* BEGIN PROVIDED DATA *

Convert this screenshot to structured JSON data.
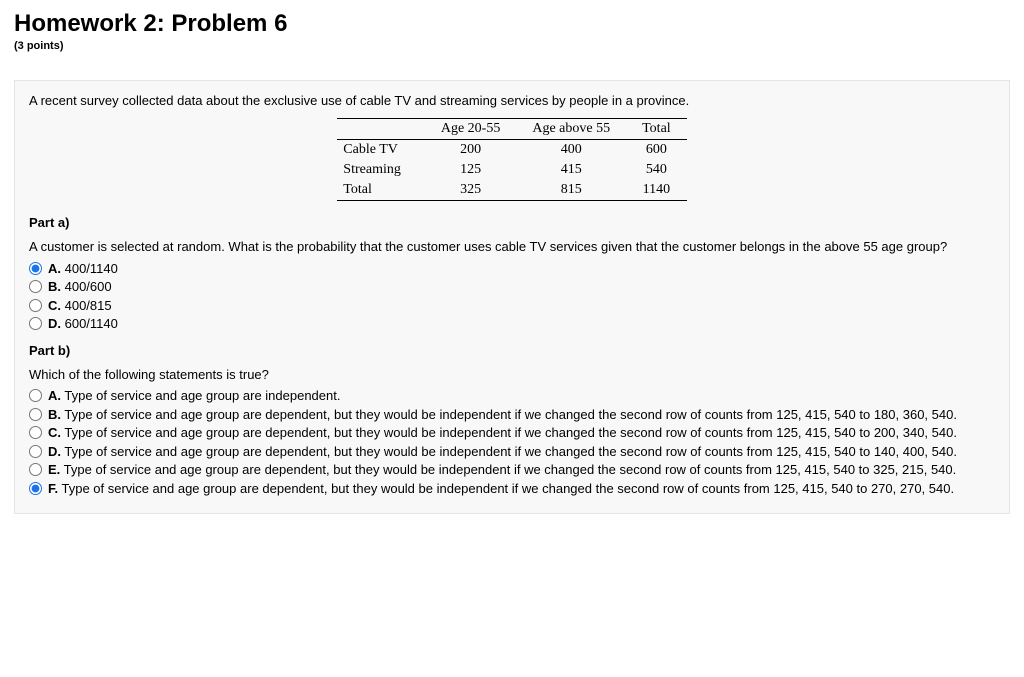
{
  "header": {
    "title": "Homework 2: Problem 6",
    "points": "(3 points)"
  },
  "intro": "A recent survey collected data about the exclusive use of cable TV and streaming services by people in a province.",
  "table": {
    "col_headers": [
      "",
      "Age 20-55",
      "Age above 55",
      "Total"
    ],
    "rows": [
      {
        "label": "Cable TV",
        "c1": "200",
        "c2": "400",
        "c3": "600"
      },
      {
        "label": "Streaming",
        "c1": "125",
        "c2": "415",
        "c3": "540"
      },
      {
        "label": "Total",
        "c1": "325",
        "c2": "815",
        "c3": "1140"
      }
    ]
  },
  "part_a": {
    "title": "Part a)",
    "question": "A customer is selected at random. What is the probability that the customer uses cable TV services given that the customer belongs in the above 55 age group?",
    "options": [
      {
        "letter": "A.",
        "text": " 400/1140",
        "selected": true
      },
      {
        "letter": "B.",
        "text": " 400/600",
        "selected": false
      },
      {
        "letter": "C.",
        "text": " 400/815",
        "selected": false
      },
      {
        "letter": "D.",
        "text": " 600/1140",
        "selected": false
      }
    ]
  },
  "part_b": {
    "title": "Part b)",
    "question": "Which of the following statements is true?",
    "options": [
      {
        "letter": "A.",
        "text": " Type of service and age group are independent.",
        "selected": false
      },
      {
        "letter": "B.",
        "text": " Type of service and age group are dependent, but they would be independent if we changed the second row of counts from 125, 415, 540 to 180, 360, 540.",
        "selected": false
      },
      {
        "letter": "C.",
        "text": " Type of service and age group are dependent, but they would be independent if we changed the second row of counts from 125, 415, 540 to 200, 340, 540.",
        "selected": false
      },
      {
        "letter": "D.",
        "text": " Type of service and age group are dependent, but they would be independent if we changed the second row of counts from 125, 415, 540 to 140, 400, 540.",
        "selected": false
      },
      {
        "letter": "E.",
        "text": " Type of service and age group are dependent, but they would be independent if we changed the second row of counts from 125, 415, 540 to 325, 215, 540.",
        "selected": false
      },
      {
        "letter": "F.",
        "text": " Type of service and age group are dependent, but they would be independent if we changed the second row of counts from 125, 415, 540 to 270, 270, 540.",
        "selected": true
      }
    ]
  }
}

* END PROVIDED DATA *

* INSTRUCTIONS TO FOLLOW:
Omit all pictures while transcribing the entries verbatim.

* ANSWER TO THIS PROBLEM:
Convert this screenshot to structured JSON data.
{
  "header": {
    "title": "Homework 2: Problem 6",
    "points": "(3 points)"
  },
  "intro": "A recent survey collected data about the exclusive use of cable TV and streaming services by people in a province.",
  "table": {
    "col_headers": [
      "",
      "Age 20-55",
      "Age above 55",
      "Total"
    ],
    "rows": [
      {
        "label": "Cable TV",
        "c1": "200",
        "c2": "400",
        "c3": "600"
      },
      {
        "label": "Streaming",
        "c1": "125",
        "c2": "415",
        "c3": "540"
      },
      {
        "label": "Total",
        "c1": "325",
        "c2": "815",
        "c3": "1140"
      }
    ]
  },
  "part_a": {
    "title": "Part a)",
    "question": "A customer is selected at random. What is the probability that the customer uses cable TV services given that the customer belongs in the above 55 age group?",
    "options": [
      {
        "letter": "A.",
        "text": " 400/1140",
        "selected": true
      },
      {
        "letter": "B.",
        "text": " 400/600",
        "selected": false
      },
      {
        "letter": "C.",
        "text": " 400/815",
        "selected": false
      },
      {
        "letter": "D.",
        "text": " 600/1140",
        "selected": false
      }
    ]
  },
  "part_b": {
    "title": "Part b)",
    "question": "Which of the following statements is true?",
    "options": [
      {
        "letter": "A.",
        "text": " Type of service and age group are independent.",
        "selected": false
      },
      {
        "letter": "B.",
        "text": " Type of service and age group are dependent, but they would be independent if we changed the second row of counts from 125, 415, 540 to 180, 360, 540.",
        "selected": false
      },
      {
        "letter": "C.",
        "text": " Type of service and age group are dependent, but they would be independent if we changed the second row of counts from 125, 415, 540 to 200, 340, 540.",
        "selected": false
      },
      {
        "letter": "D.",
        "text": " Type of service and age group are dependent, but they would be independent if we changed the second row of counts from 125, 415, 540 to 140, 400, 540.",
        "selected": false
      },
      {
        "letter": "E.",
        "text": " Type of service and age group are dependent, but they would be independent if we changed the second row of counts from 125, 415, 540 to 325, 215, 540.",
        "selected": false
      },
      {
        "letter": "F.",
        "text": " Type of service and age group are dependent, but they would be independent if we changed the second row of counts from 125, 415, 540 to 270, 270, 540.",
        "selected": true
      }
    ]
  }
}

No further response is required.